Job ▸
State only the number of lines that contain the string "الموضوعات".
──────── Entries provided ────────
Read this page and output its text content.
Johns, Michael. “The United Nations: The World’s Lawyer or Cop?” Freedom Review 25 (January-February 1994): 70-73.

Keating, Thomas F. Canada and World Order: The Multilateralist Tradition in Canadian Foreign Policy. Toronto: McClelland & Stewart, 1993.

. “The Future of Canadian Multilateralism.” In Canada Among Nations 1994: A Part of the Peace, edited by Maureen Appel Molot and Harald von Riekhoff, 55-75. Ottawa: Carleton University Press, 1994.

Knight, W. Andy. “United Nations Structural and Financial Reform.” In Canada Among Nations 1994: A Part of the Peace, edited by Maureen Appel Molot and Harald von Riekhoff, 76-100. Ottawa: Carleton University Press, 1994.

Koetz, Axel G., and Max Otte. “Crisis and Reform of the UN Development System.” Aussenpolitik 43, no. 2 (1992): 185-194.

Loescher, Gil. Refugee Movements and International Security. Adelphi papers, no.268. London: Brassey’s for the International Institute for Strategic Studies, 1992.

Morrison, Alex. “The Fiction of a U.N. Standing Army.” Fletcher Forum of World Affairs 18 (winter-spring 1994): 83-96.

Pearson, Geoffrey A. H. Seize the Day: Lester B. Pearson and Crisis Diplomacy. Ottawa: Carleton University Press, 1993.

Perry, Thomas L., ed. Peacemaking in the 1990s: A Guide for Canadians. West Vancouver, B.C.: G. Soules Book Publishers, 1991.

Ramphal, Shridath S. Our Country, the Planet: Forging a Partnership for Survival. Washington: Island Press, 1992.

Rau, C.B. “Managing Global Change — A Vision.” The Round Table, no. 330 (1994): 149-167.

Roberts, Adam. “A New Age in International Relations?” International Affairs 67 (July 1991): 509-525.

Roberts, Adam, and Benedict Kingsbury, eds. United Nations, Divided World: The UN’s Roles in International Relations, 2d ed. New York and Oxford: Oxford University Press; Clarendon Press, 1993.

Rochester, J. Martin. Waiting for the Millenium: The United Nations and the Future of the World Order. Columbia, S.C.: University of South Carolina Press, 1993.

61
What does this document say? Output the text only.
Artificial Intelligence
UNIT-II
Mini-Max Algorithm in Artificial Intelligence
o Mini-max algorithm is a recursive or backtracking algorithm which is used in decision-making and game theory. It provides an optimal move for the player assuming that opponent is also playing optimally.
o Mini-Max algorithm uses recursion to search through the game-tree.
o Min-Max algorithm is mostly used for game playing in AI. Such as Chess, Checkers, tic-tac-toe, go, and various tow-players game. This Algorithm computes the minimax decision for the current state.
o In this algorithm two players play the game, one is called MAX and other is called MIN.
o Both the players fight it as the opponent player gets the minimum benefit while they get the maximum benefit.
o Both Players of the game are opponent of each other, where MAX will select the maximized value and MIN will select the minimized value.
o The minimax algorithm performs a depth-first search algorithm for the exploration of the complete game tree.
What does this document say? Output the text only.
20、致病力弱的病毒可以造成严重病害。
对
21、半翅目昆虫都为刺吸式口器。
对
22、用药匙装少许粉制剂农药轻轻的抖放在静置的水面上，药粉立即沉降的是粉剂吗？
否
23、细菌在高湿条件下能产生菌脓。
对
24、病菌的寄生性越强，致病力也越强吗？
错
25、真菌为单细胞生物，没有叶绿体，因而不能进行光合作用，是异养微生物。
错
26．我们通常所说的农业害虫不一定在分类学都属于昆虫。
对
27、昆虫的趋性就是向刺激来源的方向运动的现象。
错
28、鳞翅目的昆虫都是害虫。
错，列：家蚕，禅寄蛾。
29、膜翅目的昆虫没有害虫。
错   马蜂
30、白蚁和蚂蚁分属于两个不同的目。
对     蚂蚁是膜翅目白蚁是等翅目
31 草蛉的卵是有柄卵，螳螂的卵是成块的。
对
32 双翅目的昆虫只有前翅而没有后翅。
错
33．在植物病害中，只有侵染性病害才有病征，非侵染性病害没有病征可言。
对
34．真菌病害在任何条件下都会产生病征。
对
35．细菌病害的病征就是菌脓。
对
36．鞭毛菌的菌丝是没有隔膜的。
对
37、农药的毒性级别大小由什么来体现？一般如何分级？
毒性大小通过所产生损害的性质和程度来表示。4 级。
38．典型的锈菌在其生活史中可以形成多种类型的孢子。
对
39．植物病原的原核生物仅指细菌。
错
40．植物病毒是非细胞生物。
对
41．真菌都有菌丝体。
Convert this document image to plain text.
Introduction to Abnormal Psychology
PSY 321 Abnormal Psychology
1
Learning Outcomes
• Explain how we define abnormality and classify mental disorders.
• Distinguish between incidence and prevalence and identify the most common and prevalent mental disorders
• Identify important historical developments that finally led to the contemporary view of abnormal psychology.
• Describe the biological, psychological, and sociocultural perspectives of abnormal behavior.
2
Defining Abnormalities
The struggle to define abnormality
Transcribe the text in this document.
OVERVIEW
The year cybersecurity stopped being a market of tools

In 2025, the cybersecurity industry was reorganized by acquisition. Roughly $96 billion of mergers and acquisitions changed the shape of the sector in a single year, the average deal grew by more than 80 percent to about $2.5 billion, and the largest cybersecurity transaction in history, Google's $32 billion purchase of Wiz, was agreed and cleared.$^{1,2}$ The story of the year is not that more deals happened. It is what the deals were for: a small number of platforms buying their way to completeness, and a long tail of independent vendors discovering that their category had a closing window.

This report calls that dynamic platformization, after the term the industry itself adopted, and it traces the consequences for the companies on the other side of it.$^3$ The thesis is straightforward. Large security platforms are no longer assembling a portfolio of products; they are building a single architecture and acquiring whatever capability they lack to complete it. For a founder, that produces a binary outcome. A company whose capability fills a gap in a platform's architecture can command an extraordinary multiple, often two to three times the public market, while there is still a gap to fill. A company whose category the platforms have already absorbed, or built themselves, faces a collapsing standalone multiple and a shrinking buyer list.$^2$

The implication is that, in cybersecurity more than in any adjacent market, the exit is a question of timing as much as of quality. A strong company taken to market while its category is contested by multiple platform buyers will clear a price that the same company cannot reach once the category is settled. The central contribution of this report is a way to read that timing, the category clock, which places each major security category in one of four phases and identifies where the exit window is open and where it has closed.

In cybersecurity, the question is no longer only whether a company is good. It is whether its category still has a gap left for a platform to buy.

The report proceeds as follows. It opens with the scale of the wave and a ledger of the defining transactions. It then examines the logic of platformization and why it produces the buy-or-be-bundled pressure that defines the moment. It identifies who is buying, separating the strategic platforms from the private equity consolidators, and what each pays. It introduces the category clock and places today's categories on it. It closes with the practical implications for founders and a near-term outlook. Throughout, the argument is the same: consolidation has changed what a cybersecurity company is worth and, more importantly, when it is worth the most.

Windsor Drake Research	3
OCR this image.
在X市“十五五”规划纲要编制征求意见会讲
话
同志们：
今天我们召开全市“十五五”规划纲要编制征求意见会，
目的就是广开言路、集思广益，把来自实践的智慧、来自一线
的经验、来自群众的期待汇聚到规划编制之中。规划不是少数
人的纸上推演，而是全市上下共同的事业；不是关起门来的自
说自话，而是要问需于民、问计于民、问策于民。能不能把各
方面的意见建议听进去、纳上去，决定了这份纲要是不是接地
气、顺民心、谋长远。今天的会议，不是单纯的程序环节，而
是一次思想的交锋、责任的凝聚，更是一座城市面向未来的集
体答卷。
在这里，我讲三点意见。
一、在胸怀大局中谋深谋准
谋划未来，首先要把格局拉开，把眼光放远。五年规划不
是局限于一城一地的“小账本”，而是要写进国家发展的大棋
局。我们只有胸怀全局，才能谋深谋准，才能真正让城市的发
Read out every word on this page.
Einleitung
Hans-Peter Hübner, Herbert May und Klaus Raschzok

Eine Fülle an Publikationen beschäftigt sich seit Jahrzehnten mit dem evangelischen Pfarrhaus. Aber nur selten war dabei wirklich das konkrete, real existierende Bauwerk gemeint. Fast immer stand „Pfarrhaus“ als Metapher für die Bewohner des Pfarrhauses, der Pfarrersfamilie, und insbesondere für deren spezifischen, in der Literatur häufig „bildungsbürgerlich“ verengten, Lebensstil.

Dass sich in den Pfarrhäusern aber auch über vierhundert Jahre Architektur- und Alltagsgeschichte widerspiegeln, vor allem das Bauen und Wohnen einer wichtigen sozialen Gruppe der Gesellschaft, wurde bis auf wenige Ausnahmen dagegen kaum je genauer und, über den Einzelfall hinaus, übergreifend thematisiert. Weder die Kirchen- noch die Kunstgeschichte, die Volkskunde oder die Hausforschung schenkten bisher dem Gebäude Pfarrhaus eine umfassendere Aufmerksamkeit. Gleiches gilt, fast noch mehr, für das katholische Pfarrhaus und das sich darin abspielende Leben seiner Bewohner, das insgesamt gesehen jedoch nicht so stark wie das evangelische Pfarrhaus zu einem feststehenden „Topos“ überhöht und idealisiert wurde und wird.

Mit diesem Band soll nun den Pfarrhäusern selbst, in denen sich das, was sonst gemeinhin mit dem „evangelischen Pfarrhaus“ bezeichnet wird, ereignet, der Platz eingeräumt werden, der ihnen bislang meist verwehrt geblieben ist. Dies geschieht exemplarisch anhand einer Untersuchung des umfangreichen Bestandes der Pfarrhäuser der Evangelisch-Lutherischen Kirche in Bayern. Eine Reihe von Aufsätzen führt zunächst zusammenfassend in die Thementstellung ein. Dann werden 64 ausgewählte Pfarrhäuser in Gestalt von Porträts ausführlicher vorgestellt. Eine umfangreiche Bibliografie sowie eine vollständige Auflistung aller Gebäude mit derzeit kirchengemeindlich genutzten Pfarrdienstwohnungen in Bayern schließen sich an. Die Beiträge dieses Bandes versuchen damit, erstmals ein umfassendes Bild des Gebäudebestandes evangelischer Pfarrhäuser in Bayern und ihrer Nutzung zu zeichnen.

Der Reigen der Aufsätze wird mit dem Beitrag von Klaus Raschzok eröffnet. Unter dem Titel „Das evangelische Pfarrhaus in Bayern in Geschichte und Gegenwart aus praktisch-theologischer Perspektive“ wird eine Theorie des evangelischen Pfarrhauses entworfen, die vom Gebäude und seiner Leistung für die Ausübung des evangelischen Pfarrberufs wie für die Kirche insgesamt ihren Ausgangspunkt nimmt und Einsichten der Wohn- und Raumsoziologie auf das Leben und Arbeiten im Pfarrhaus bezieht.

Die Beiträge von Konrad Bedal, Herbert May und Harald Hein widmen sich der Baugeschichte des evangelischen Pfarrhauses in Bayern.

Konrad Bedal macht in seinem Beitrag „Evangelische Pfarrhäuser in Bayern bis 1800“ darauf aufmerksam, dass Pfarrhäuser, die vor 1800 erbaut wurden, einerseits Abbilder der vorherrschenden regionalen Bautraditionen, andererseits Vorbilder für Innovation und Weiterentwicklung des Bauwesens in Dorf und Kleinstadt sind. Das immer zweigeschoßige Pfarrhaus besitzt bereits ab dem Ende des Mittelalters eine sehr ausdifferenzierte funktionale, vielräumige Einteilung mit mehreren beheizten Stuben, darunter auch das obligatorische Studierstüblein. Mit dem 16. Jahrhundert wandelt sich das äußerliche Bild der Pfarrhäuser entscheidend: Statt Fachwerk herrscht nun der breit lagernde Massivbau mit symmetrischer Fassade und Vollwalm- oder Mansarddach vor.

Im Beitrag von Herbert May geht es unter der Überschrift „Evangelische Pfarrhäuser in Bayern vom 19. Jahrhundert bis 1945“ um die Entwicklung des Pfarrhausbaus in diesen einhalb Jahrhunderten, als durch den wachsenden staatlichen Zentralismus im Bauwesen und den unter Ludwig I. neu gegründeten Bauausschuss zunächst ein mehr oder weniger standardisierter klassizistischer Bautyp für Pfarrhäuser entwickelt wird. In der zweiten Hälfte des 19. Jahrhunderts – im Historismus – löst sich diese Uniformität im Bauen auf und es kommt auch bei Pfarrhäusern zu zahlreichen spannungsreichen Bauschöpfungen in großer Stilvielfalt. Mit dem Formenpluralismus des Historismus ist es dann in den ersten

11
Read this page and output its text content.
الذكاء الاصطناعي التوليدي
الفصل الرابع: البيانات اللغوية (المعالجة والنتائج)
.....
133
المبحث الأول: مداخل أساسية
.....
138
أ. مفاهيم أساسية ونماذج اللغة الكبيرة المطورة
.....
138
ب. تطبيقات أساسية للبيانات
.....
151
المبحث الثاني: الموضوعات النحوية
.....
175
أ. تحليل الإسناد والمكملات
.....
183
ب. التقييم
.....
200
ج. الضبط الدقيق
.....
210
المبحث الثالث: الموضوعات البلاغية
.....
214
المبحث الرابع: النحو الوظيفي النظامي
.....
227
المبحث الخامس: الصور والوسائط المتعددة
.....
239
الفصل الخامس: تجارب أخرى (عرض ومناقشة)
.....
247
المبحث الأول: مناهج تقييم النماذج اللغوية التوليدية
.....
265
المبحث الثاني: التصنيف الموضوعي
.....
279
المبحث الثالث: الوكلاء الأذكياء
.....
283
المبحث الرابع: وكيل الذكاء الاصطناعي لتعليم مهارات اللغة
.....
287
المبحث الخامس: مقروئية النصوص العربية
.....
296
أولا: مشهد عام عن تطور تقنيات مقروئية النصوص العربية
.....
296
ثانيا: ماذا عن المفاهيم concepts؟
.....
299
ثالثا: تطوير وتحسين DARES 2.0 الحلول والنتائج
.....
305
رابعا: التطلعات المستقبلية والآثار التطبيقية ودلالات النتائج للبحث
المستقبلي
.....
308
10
────────
Task output ▸
2